_Written task_:
Reproduce the records. Keep every word exact and include no images.

#### Rows

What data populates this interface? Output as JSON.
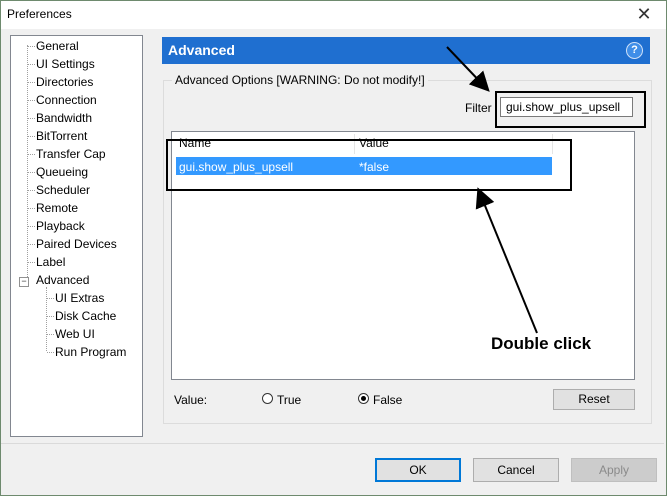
{
  "window": {
    "title": "Preferences",
    "close_glyph": "✕"
  },
  "sidebar": {
    "items": [
      {
        "label": "General"
      },
      {
        "label": "UI Settings"
      },
      {
        "label": "Directories"
      },
      {
        "label": "Connection"
      },
      {
        "label": "Bandwidth"
      },
      {
        "label": "BitTorrent"
      },
      {
        "label": "Transfer Cap"
      },
      {
        "label": "Queueing"
      },
      {
        "label": "Scheduler"
      },
      {
        "label": "Remote"
      },
      {
        "label": "Playback"
      },
      {
        "label": "Paired Devices"
      },
      {
        "label": "Label"
      },
      {
        "label": "Advanced",
        "expanded": true,
        "expander_glyph": "−"
      },
      {
        "label": "UI Extras"
      },
      {
        "label": "Disk Cache"
      },
      {
        "label": "Web UI"
      },
      {
        "label": "Run Program"
      }
    ]
  },
  "panel": {
    "title": "Advanced",
    "help_glyph": "?",
    "group_label": "Advanced Options [WARNING: Do not modify!]",
    "filter_label": "Filter",
    "filter_value": "gui.show_plus_upsell"
  },
  "table": {
    "columns": [
      "Name",
      "Value"
    ],
    "rows": [
      {
        "name": "gui.show_plus_upsell",
        "value": "*false",
        "selected": true
      }
    ]
  },
  "annotation": {
    "text": "Double click"
  },
  "value_editor": {
    "label": "Value:",
    "options": [
      {
        "label": "True",
        "checked": false
      },
      {
        "label": "False",
        "checked": true
      }
    ],
    "reset_label": "Reset"
  },
  "footer": {
    "ok_label": "OK",
    "cancel_label": "Cancel",
    "apply_label": "Apply",
    "apply_enabled": false
  },
  "colors": {
    "header_bg": "#1f6fd0",
    "selection": "#3399ff",
    "annotation": "#000000"
  }
}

########

_Output_:
What data populates this interface? Output as JSON.
{
  "window": {
    "title": "Preferences",
    "close_glyph": "✕"
  },
  "sidebar": {
    "items": [
      {
        "label": "General"
      },
      {
        "label": "UI Settings"
      },
      {
        "label": "Directories"
      },
      {
        "label": "Connection"
      },
      {
        "label": "Bandwidth"
      },
      {
        "label": "BitTorrent"
      },
      {
        "label": "Transfer Cap"
      },
      {
        "label": "Queueing"
      },
      {
        "label": "Scheduler"
      },
      {
        "label": "Remote"
      },
      {
        "label": "Playback"
      },
      {
        "label": "Paired Devices"
      },
      {
        "label": "Label"
      },
      {
        "label": "Advanced",
        "expanded": true,
        "expander_glyph": "−"
      },
      {
        "label": "UI Extras"
      },
      {
        "label": "Disk Cache"
      },
      {
        "label": "Web UI"
      },
      {
        "label": "Run Program"
      }
    ]
  },
  "panel": {
    "title": "Advanced",
    "help_glyph": "?",
    "group_label": "Advanced Options [WARNING: Do not modify!]",
    "filter_label": "Filter",
    "filter_value": "gui.show_plus_upsell"
  },
  "table": {
    "columns": [
      "Name",
      "Value"
    ],
    "rows": [
      {
        "name": "gui.show_plus_upsell",
        "value": "*false",
        "selected": true
      }
    ]
  },
  "annotation": {
    "text": "Double click"
  },
  "value_editor": {
    "label": "Value:",
    "options": [
      {
        "label": "True",
        "checked": false
      },
      {
        "label": "False",
        "checked": true
      }
    ],
    "reset_label": "Reset"
  },
  "footer": {
    "ok_label": "OK",
    "cancel_label": "Cancel",
    "apply_label": "Apply",
    "apply_enabled": false
  },
  "colors": {
    "header_bg": "#1f6fd0",
    "selection": "#3399ff",
    "annotation": "#000000"
  }
}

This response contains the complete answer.